◆ **WHAT TO DO**
Retype all of the entries word for word.
┌─ ENTRIES
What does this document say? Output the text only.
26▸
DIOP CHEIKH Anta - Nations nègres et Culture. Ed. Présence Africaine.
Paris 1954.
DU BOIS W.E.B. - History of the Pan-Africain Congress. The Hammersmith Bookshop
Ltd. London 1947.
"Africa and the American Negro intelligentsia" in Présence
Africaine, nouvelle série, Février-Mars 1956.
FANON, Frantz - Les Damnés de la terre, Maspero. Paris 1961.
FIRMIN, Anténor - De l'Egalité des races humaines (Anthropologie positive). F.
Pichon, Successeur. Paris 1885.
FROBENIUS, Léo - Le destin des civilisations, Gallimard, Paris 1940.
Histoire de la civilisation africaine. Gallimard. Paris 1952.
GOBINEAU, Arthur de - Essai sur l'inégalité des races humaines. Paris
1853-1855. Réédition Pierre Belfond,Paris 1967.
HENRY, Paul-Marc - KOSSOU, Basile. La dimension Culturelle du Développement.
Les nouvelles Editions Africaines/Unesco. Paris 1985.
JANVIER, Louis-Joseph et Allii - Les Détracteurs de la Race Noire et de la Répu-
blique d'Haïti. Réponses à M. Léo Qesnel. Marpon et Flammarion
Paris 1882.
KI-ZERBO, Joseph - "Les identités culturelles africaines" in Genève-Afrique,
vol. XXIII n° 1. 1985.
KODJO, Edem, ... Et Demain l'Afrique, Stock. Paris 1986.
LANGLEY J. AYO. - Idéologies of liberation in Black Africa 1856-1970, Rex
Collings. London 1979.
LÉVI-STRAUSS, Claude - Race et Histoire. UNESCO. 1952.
└─
◆ **TASK RESULT**
What does this document say? Output the text only.
26▸
DIOP CHEIKH Anta - Nations nègres et Culture. Ed. Présence Africaine.
Paris 1954.
DU BOIS W.E.B. - History of the Pan-Africain Congress. The Hammersmith Bookshop
Ltd. London 1947.
"Africa and the American Negro intelligentsia" in Présence
Africaine, nouvelle série, Février-Mars 1956.
FANON, Frantz - Les Damnés de la terre, Maspero. Paris 1961.
FIRMIN, Anténor - De l'Egalité des races humaines (Anthropologie positive). F.
Pichon, Successeur. Paris 1885.
FROBENIUS, Léo - Le destin des civilisations, Gallimard, Paris 1940.
Histoire de la civilisation africaine. Gallimard. Paris 1952.
GOBINEAU, Arthur de - Essai sur l'inégalité des races humaines. Paris
1853-1855. Réédition Pierre Belfond,Paris 1967.
HENRY, Paul-Marc - KOSSOU, Basile. La dimension Culturelle du Développement.
Les nouvelles Editions Africaines/Unesco. Paris 1985.
JANVIER, Louis-Joseph et Allii - Les Détracteurs de la Race Noire et de la Répu-
blique d'Haïti. Réponses à M. Léo Qesnel. Marpon et Flammarion
Paris 1882.
KI-ZERBO, Joseph - "Les identités culturelles africaines" in Genève-Afrique,
vol. XXIII n° 1. 1985.
KODJO, Edem, ... Et Demain l'Afrique, Stock. Paris 1986.
LANGLEY J. AYO. - Idéologies of liberation in Black Africa 1856-1970, Rex
Collings. London 1979.
LÉVI-STRAUSS, Claude - Race et Histoire. UNESCO. 1952.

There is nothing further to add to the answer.